Extract all of the entries and give them again, word for word.
## begin MATERIALS PROVIDED
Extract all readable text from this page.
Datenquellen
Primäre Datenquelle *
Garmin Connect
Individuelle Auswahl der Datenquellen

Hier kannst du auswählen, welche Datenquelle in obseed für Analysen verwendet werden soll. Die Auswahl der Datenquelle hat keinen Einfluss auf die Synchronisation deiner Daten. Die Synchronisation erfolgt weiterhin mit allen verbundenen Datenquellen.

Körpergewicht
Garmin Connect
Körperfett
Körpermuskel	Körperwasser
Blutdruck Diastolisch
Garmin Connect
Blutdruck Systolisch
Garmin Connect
## end MATERIALS PROVIDED
ANSWER FOR THIS EXERCISE:
Extract all readable text from this page.
Datenquellen
Primäre Datenquelle *
Garmin Connect
Individuelle Auswahl der Datenquellen

Hier kannst du auswählen, welche Datenquelle in obseed für Analysen verwendet werden soll. Die Auswahl der Datenquelle hat keinen Einfluss auf die Synchronisation deiner Daten. Die Synchronisation erfolgt weiterhin mit allen verbundenen Datenquellen.

Körpergewicht
Garmin Connect
Körperfett
Körpermuskel	Körperwasser
Blutdruck Diastolisch
Garmin Connect
Blutdruck Systolisch
Garmin Connect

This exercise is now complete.